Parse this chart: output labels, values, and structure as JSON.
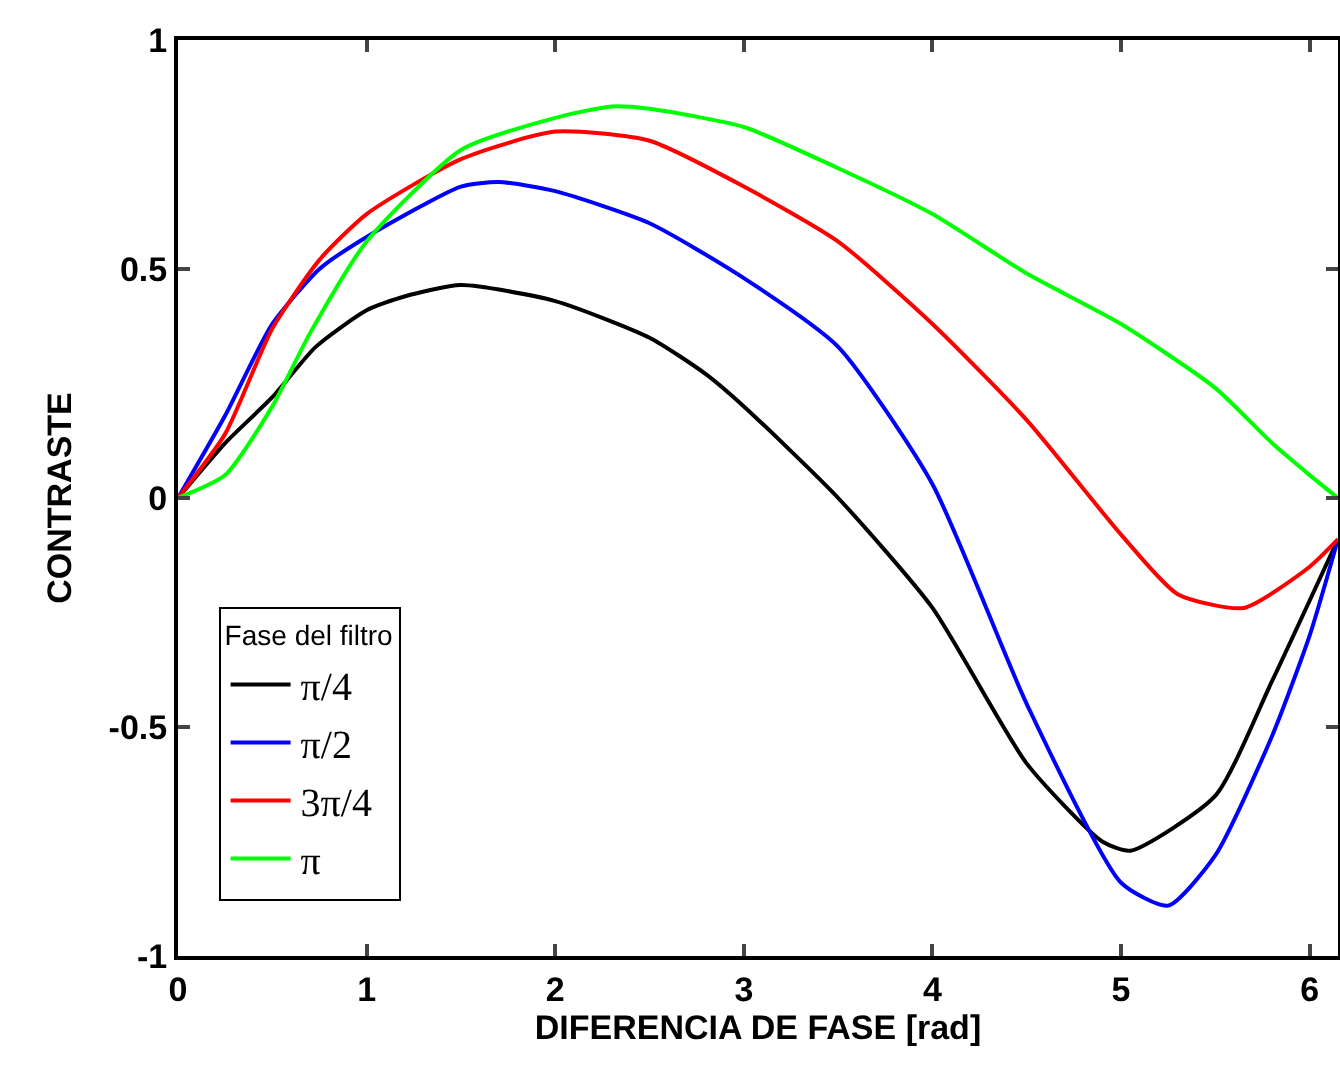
{
  "chart_data": {
    "type": "line",
    "xlabel": "DIFERENCIA DE FASE [rad]",
    "ylabel": "CONTRASTE",
    "legend_title": "Fase del filtro",
    "legend": "bottom left",
    "grid": false,
    "marker": "none",
    "line_style": "solid",
    "xlim": [
      0,
      6.15
    ],
    "xticks": [
      0,
      1,
      2,
      3,
      4,
      5,
      6
    ],
    "ylim": [
      -1,
      1
    ],
    "yticks": [
      -1,
      -0.5,
      0,
      0.5,
      1
    ],
    "series": [
      {
        "name": "π/4",
        "color": "#000000",
        "x": [
          0,
          0.25,
          0.5,
          0.73,
          1,
          1.2,
          1.5,
          2,
          2.5,
          2.8,
          3,
          3.5,
          4,
          4.5,
          4.9,
          5.05,
          5.5,
          5.8,
          6.15
        ],
        "values": [
          0,
          0.12,
          0.22,
          0.33,
          0.41,
          0.44,
          0.465,
          0.43,
          0.35,
          0.27,
          0.2,
          0,
          -0.24,
          -0.58,
          -0.75,
          -0.77,
          -0.65,
          -0.4,
          -0.09
        ]
      },
      {
        "name": "π/2",
        "color": "#0000ff",
        "x": [
          0,
          0.25,
          0.5,
          0.75,
          1,
          1.5,
          1.7,
          2,
          2.5,
          3,
          3.5,
          4,
          4.5,
          5,
          5.25,
          5.5,
          5.8,
          6,
          6.15
        ],
        "values": [
          0,
          0.18,
          0.38,
          0.5,
          0.57,
          0.68,
          0.69,
          0.67,
          0.6,
          0.48,
          0.33,
          0.03,
          -0.45,
          -0.84,
          -0.89,
          -0.78,
          -0.52,
          -0.3,
          -0.09
        ]
      },
      {
        "name": "3π/4",
        "color": "#ff0000",
        "x": [
          0,
          0.25,
          0.5,
          0.75,
          1,
          1.5,
          2,
          2.5,
          3,
          3.5,
          4,
          4.5,
          5,
          5.3,
          5.65,
          6,
          6.15
        ],
        "values": [
          0,
          0.14,
          0.37,
          0.52,
          0.62,
          0.74,
          0.8,
          0.78,
          0.68,
          0.56,
          0.38,
          0.17,
          -0.08,
          -0.21,
          -0.24,
          -0.15,
          -0.09
        ]
      },
      {
        "name": "π",
        "color": "#00ff00",
        "x": [
          0,
          0.25,
          0.5,
          0.7,
          1,
          1.5,
          2,
          2.3,
          2.5,
          3,
          3.5,
          4,
          4.5,
          5,
          5.5,
          5.8,
          6,
          6.15
        ],
        "values": [
          0,
          0.05,
          0.2,
          0.36,
          0.56,
          0.76,
          0.83,
          0.855,
          0.85,
          0.81,
          0.72,
          0.62,
          0.49,
          0.38,
          0.24,
          0.12,
          0.05,
          0
        ]
      }
    ]
  }
}
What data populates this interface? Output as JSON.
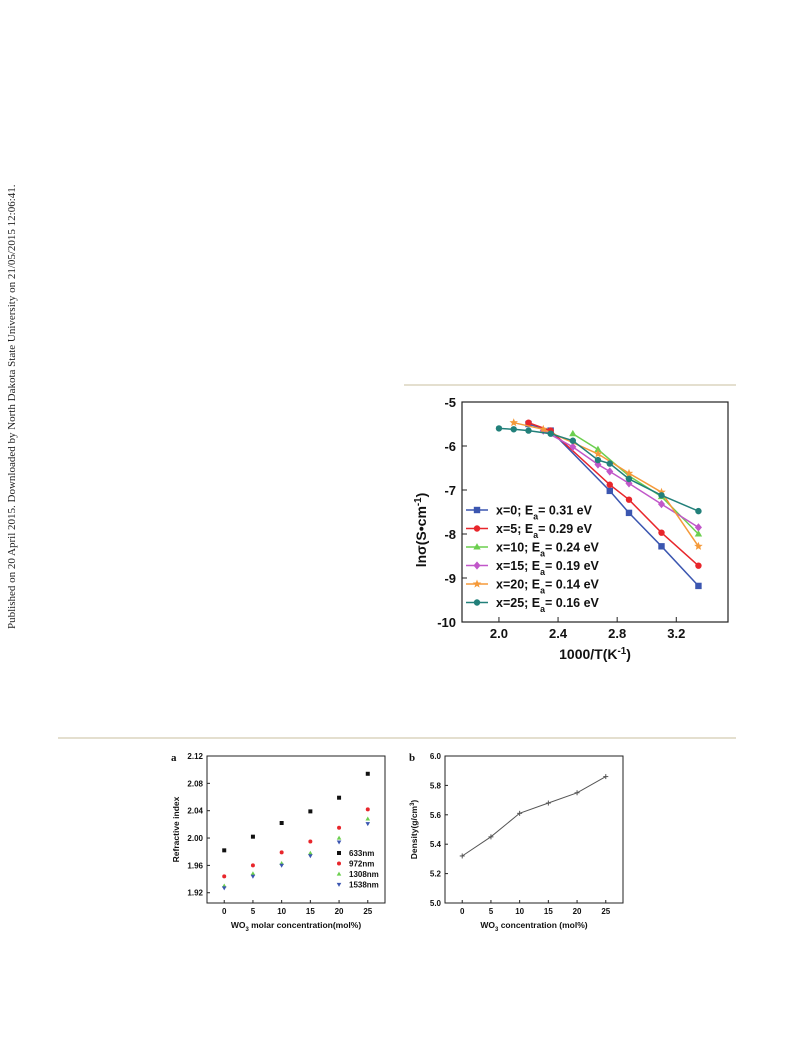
{
  "side_note": "Published on 20 April 2015. Downloaded by North Dakota State University on 21/05/2015 12:06:41.",
  "chart_data": [
    {
      "type": "line",
      "xlabel": "1000/T(K⁻¹)",
      "ylabel": "lnσ(S•cm⁻¹)",
      "xlim": [
        1.75,
        3.55
      ],
      "ylim": [
        -10,
        -5
      ],
      "xticks": [
        2.0,
        2.4,
        2.8,
        3.2
      ],
      "xtick_labels": [
        "2.0",
        "2.4",
        "2.8",
        "3.2"
      ],
      "yticks": [
        -5,
        -6,
        -7,
        -8,
        -9,
        -10
      ],
      "ytick_labels": [
        "-5",
        "-6",
        "-7",
        "-8",
        "-9",
        "-10"
      ],
      "legend_position": "lower-left",
      "series": [
        {
          "name": "x=0;   Eₐ= 0.31 eV",
          "color": "#3b56b0",
          "marker": "square",
          "x": [
            2.2,
            2.35,
            2.75,
            2.88,
            3.1,
            3.35
          ],
          "y": [
            -5.5,
            -5.65,
            -7.02,
            -7.52,
            -8.28,
            -9.18
          ]
        },
        {
          "name": "x=5;   Eₐ= 0.29 eV",
          "color": "#e8262b",
          "marker": "circle",
          "x": [
            2.2,
            2.35,
            2.75,
            2.88,
            3.1,
            3.35
          ],
          "y": [
            -5.47,
            -5.65,
            -6.88,
            -7.22,
            -7.97,
            -8.72
          ]
        },
        {
          "name": "x=10; Eₐ= 0.24 eV",
          "color": "#6ccf4f",
          "marker": "triangle",
          "x": [
            2.5,
            2.67,
            2.88,
            3.1,
            3.35
          ],
          "y": [
            -5.72,
            -6.08,
            -6.68,
            -7.15,
            -8.0
          ]
        },
        {
          "name": "x=15; Eₐ= 0.19 eV",
          "color": "#c157c9",
          "marker": "diamond",
          "x": [
            2.3,
            2.5,
            2.67,
            2.75,
            2.88,
            3.1,
            3.35
          ],
          "y": [
            -5.65,
            -6.02,
            -6.42,
            -6.58,
            -6.85,
            -7.32,
            -7.85
          ]
        },
        {
          "name": "x=20; Eₐ= 0.14 eV",
          "color": "#f59a3a",
          "marker": "star",
          "x": [
            2.1,
            2.3,
            2.67,
            2.88,
            3.1,
            3.35
          ],
          "y": [
            -5.47,
            -5.62,
            -6.18,
            -6.62,
            -7.05,
            -8.28
          ]
        },
        {
          "name": "x=25; Eₐ= 0.16 eV",
          "color": "#22807a",
          "marker": "circle",
          "x": [
            2.0,
            2.1,
            2.2,
            2.35,
            2.5,
            2.67,
            2.75,
            2.88,
            3.1,
            3.35
          ],
          "y": [
            -5.6,
            -5.62,
            -5.65,
            -5.72,
            -5.88,
            -6.32,
            -6.4,
            -6.75,
            -7.12,
            -7.48
          ]
        }
      ]
    },
    {
      "type": "scatter",
      "panel_label": "a",
      "xlabel": "WO₃ molar concentration(mol%)",
      "ylabel": "Refractive index",
      "xlim": [
        -3,
        28
      ],
      "ylim": [
        1.905,
        2.12
      ],
      "xticks": [
        0,
        5,
        10,
        15,
        20,
        25
      ],
      "xtick_labels": [
        "0",
        "5",
        "10",
        "15",
        "20",
        "25"
      ],
      "yticks": [
        1.92,
        1.96,
        2.0,
        2.04,
        2.08,
        2.12
      ],
      "ytick_labels": [
        "1.92",
        "1.96",
        "2.00",
        "2.04",
        "2.08",
        "2.12"
      ],
      "legend_position": "lower-right",
      "x": [
        0,
        5,
        10,
        15,
        20,
        25
      ],
      "series": [
        {
          "name": "633nm",
          "color": "#111111",
          "marker": "square",
          "values": [
            1.982,
            2.002,
            2.022,
            2.039,
            2.059,
            2.094
          ]
        },
        {
          "name": "972nm",
          "color": "#e8262b",
          "marker": "circle",
          "values": [
            1.944,
            1.96,
            1.979,
            1.995,
            2.015,
            2.042
          ]
        },
        {
          "name": "1308nm",
          "color": "#6ccf4f",
          "marker": "triangle",
          "values": [
            1.93,
            1.948,
            1.963,
            1.978,
            2.0,
            2.028
          ]
        },
        {
          "name": "1538nm",
          "color": "#3b56b0",
          "marker": "triangle-down",
          "values": [
            1.927,
            1.944,
            1.96,
            1.974,
            1.994,
            2.021
          ]
        }
      ]
    },
    {
      "type": "line",
      "panel_label": "b",
      "xlabel": "WO₃ concentration (mol%)",
      "ylabel": "Density(g/cm³)",
      "xlim": [
        -3,
        28
      ],
      "ylim": [
        5.0,
        6.0
      ],
      "xticks": [
        0,
        5,
        10,
        15,
        20,
        25
      ],
      "xtick_labels": [
        "0",
        "5",
        "10",
        "15",
        "20",
        "25"
      ],
      "yticks": [
        5.0,
        5.2,
        5.4,
        5.6,
        5.8,
        6.0
      ],
      "ytick_labels": [
        "5.0",
        "5.2",
        "5.4",
        "5.6",
        "5.8",
        "6.0"
      ],
      "series": [
        {
          "color": "#555555",
          "marker": "cross",
          "x": [
            0,
            5,
            10,
            15,
            20,
            25
          ],
          "values": [
            5.32,
            5.45,
            5.61,
            5.68,
            5.75,
            5.86
          ]
        }
      ]
    }
  ]
}
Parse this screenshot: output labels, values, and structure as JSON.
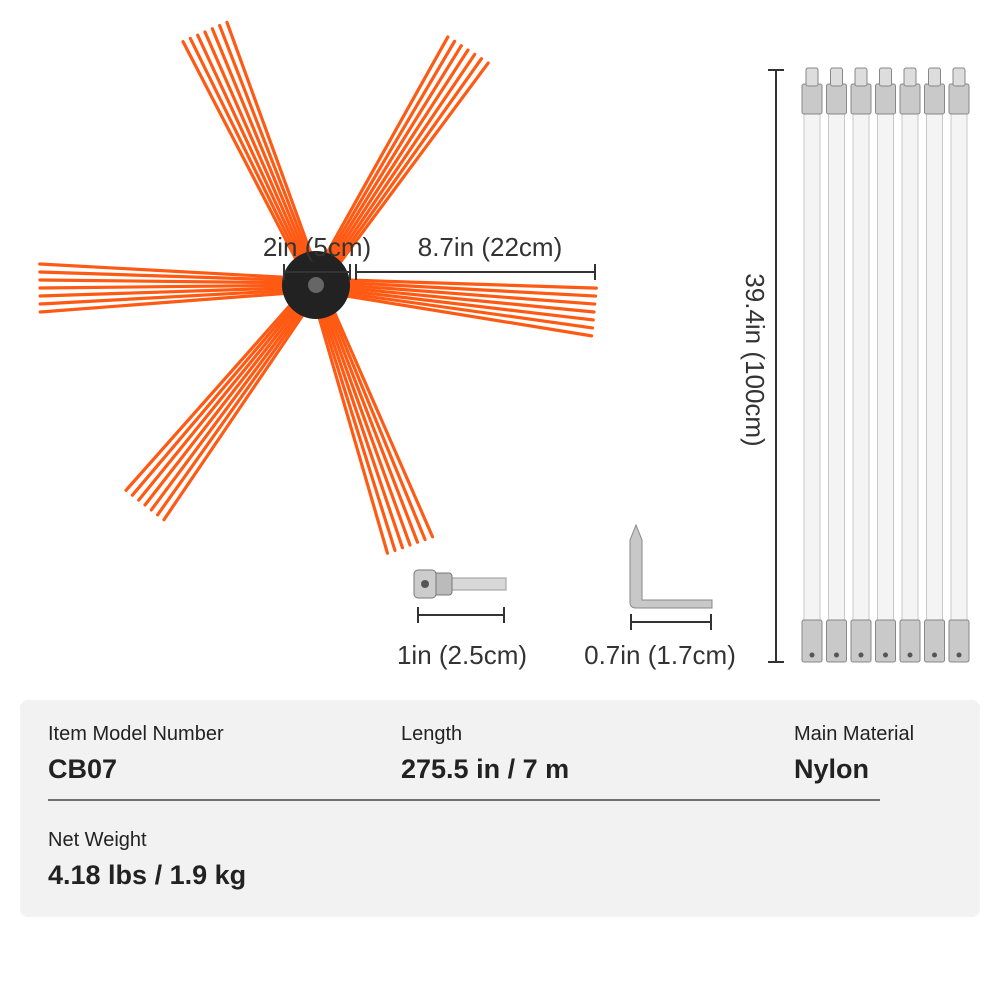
{
  "dimensions": {
    "brush_diameter": "2in (5cm)",
    "bristle_length": "8.7in (22cm)",
    "rod_length": "39.4in (100cm)",
    "adapter_length": "1in (2.5cm)",
    "wrench_length": "0.7in (1.7cm)"
  },
  "specs": {
    "rows": [
      [
        {
          "label": "Item Model Number",
          "value": "CB07"
        },
        {
          "label": "Length",
          "value": "275.5 in / 7 m"
        },
        {
          "label": "Main Material",
          "value": "Nylon"
        }
      ],
      [
        {
          "label": "Net Weight",
          "value": "4.18 lbs / 1.9 kg"
        }
      ]
    ]
  }
}
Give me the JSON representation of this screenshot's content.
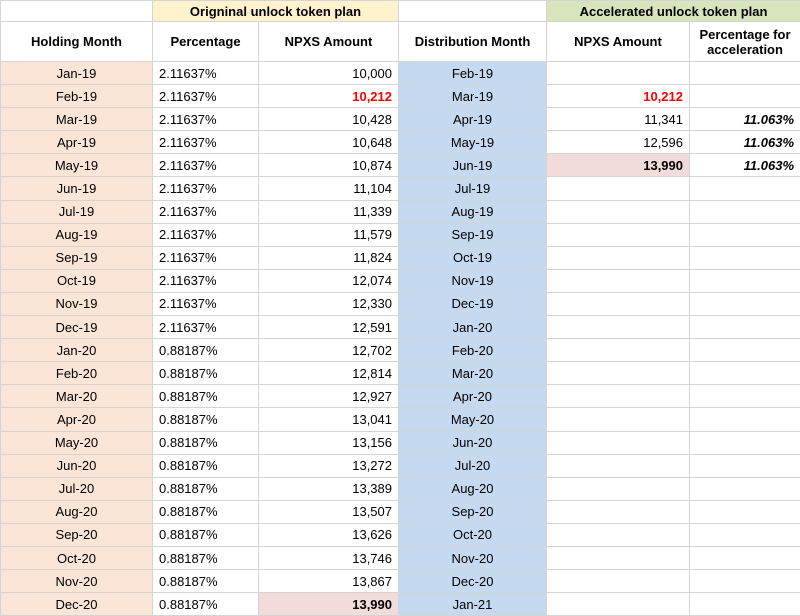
{
  "groups": {
    "original": "Origninal unlock token plan",
    "accelerated": "Accelerated unlock token plan"
  },
  "headers": {
    "holding_month": "Holding Month",
    "percentage": "Percentage",
    "npxs_amount": "NPXS Amount",
    "distribution_month": "Distribution Month",
    "acc_npxs_amount": "NPXS Amount",
    "acc_percentage": "Percentage for acceleration"
  },
  "colors": {
    "holding_col": "#fbe5d6",
    "distribution_col": "#c5d9f1",
    "original_header": "#fff2cc",
    "accelerated_header": "#d8e4bc",
    "highlight_red": "#ff0000",
    "highlight_pink": "#f2dcdb"
  },
  "rows": [
    {
      "hold": "Jan-19",
      "pct": "2.11637%",
      "amt": "10,000",
      "dist": "Feb-19",
      "acc_amt": "",
      "acc_pct": ""
    },
    {
      "hold": "Feb-19",
      "pct": "2.11637%",
      "amt": "10,212",
      "dist": "Mar-19",
      "acc_amt": "10,212",
      "acc_pct": ""
    },
    {
      "hold": "Mar-19",
      "pct": "2.11637%",
      "amt": "10,428",
      "dist": "Apr-19",
      "acc_amt": "11,341",
      "acc_pct": "11.063%"
    },
    {
      "hold": "Apr-19",
      "pct": "2.11637%",
      "amt": "10,648",
      "dist": "May-19",
      "acc_amt": "12,596",
      "acc_pct": "11.063%"
    },
    {
      "hold": "May-19",
      "pct": "2.11637%",
      "amt": "10,874",
      "dist": "Jun-19",
      "acc_amt": "13,990",
      "acc_pct": "11.063%"
    },
    {
      "hold": "Jun-19",
      "pct": "2.11637%",
      "amt": "11,104",
      "dist": "Jul-19",
      "acc_amt": "",
      "acc_pct": ""
    },
    {
      "hold": "Jul-19",
      "pct": "2.11637%",
      "amt": "11,339",
      "dist": "Aug-19",
      "acc_amt": "",
      "acc_pct": ""
    },
    {
      "hold": "Aug-19",
      "pct": "2.11637%",
      "amt": "11,579",
      "dist": "Sep-19",
      "acc_amt": "",
      "acc_pct": ""
    },
    {
      "hold": "Sep-19",
      "pct": "2.11637%",
      "amt": "11,824",
      "dist": "Oct-19",
      "acc_amt": "",
      "acc_pct": ""
    },
    {
      "hold": "Oct-19",
      "pct": "2.11637%",
      "amt": "12,074",
      "dist": "Nov-19",
      "acc_amt": "",
      "acc_pct": ""
    },
    {
      "hold": "Nov-19",
      "pct": "2.11637%",
      "amt": "12,330",
      "dist": "Dec-19",
      "acc_amt": "",
      "acc_pct": ""
    },
    {
      "hold": "Dec-19",
      "pct": "2.11637%",
      "amt": "12,591",
      "dist": "Jan-20",
      "acc_amt": "",
      "acc_pct": ""
    },
    {
      "hold": "Jan-20",
      "pct": "0.88187%",
      "amt": "12,702",
      "dist": "Feb-20",
      "acc_amt": "",
      "acc_pct": ""
    },
    {
      "hold": "Feb-20",
      "pct": "0.88187%",
      "amt": "12,814",
      "dist": "Mar-20",
      "acc_amt": "",
      "acc_pct": ""
    },
    {
      "hold": "Mar-20",
      "pct": "0.88187%",
      "amt": "12,927",
      "dist": "Apr-20",
      "acc_amt": "",
      "acc_pct": ""
    },
    {
      "hold": "Apr-20",
      "pct": "0.88187%",
      "amt": "13,041",
      "dist": "May-20",
      "acc_amt": "",
      "acc_pct": ""
    },
    {
      "hold": "May-20",
      "pct": "0.88187%",
      "amt": "13,156",
      "dist": "Jun-20",
      "acc_amt": "",
      "acc_pct": ""
    },
    {
      "hold": "Jun-20",
      "pct": "0.88187%",
      "amt": "13,272",
      "dist": "Jul-20",
      "acc_amt": "",
      "acc_pct": ""
    },
    {
      "hold": "Jul-20",
      "pct": "0.88187%",
      "amt": "13,389",
      "dist": "Aug-20",
      "acc_amt": "",
      "acc_pct": ""
    },
    {
      "hold": "Aug-20",
      "pct": "0.88187%",
      "amt": "13,507",
      "dist": "Sep-20",
      "acc_amt": "",
      "acc_pct": ""
    },
    {
      "hold": "Sep-20",
      "pct": "0.88187%",
      "amt": "13,626",
      "dist": "Oct-20",
      "acc_amt": "",
      "acc_pct": ""
    },
    {
      "hold": "Oct-20",
      "pct": "0.88187%",
      "amt": "13,746",
      "dist": "Nov-20",
      "acc_amt": "",
      "acc_pct": ""
    },
    {
      "hold": "Nov-20",
      "pct": "0.88187%",
      "amt": "13,867",
      "dist": "Dec-20",
      "acc_amt": "",
      "acc_pct": ""
    },
    {
      "hold": "Dec-20",
      "pct": "0.88187%",
      "amt": "13,990",
      "dist": "Jan-21",
      "acc_amt": "",
      "acc_pct": ""
    }
  ]
}
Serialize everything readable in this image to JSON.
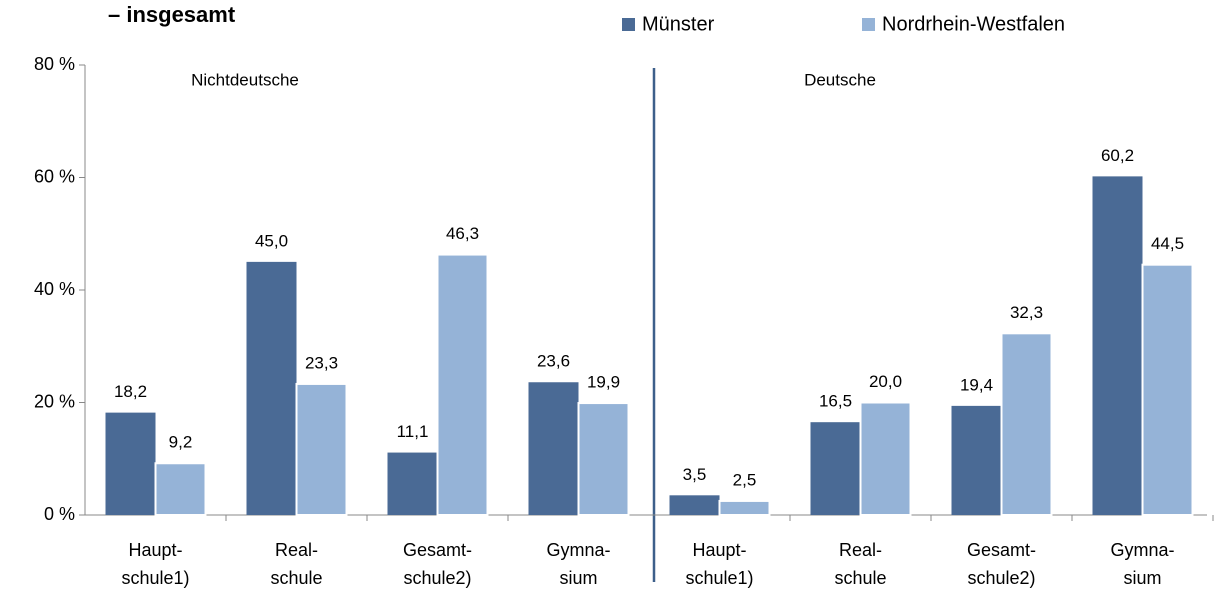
{
  "chart_data": {
    "type": "bar",
    "title": "– insgesamt",
    "annotations": [
      "Nichtdeutsche",
      "Deutsche"
    ],
    "categories": [
      [
        "Haupt-",
        "schule1)"
      ],
      [
        "Real-",
        "schule"
      ],
      [
        "Gesamt-",
        "schule2)"
      ],
      [
        "Gymna-",
        "sium"
      ],
      [
        "Haupt-",
        "schule1)"
      ],
      [
        "Real-",
        "schule"
      ],
      [
        "Gesamt-",
        "schule2)"
      ],
      [
        "Gymna-",
        "sium"
      ]
    ],
    "series": [
      {
        "name": "Münster",
        "color": "#4a6a95",
        "values": [
          18.2,
          45.0,
          11.1,
          23.6,
          3.5,
          16.5,
          19.4,
          60.2
        ],
        "value_labels": [
          "18,2",
          "45,0",
          "11,1",
          "23,6",
          "3,5",
          "16,5",
          "19,4",
          "60,2"
        ]
      },
      {
        "name": "Nordrhein-Westfalen",
        "color": "#95b3d7",
        "values": [
          9.2,
          23.3,
          46.3,
          19.9,
          2.5,
          20.0,
          32.3,
          44.5
        ],
        "value_labels": [
          "9,2",
          "23,3",
          "46,3",
          "19,9",
          "2,5",
          "20,0",
          "32,3",
          "44,5"
        ]
      }
    ],
    "ylim": [
      0,
      80
    ],
    "yticks": [
      {
        "value": 0,
        "label": "0 %"
      },
      {
        "value": 20,
        "label": "20 %"
      },
      {
        "value": 40,
        "label": "40 %"
      },
      {
        "value": 60,
        "label": "60 %"
      },
      {
        "value": 80,
        "label": "80 %"
      }
    ],
    "legend": "top"
  }
}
··········
● **STATED PROBLEM**: Search the data for the word "token" and copy each line where it appears.

● **COMPLETE OUTPUT**:
    "original": "Origninal unlock token plan",
    "accelerated": "Accelerated unlock token plan"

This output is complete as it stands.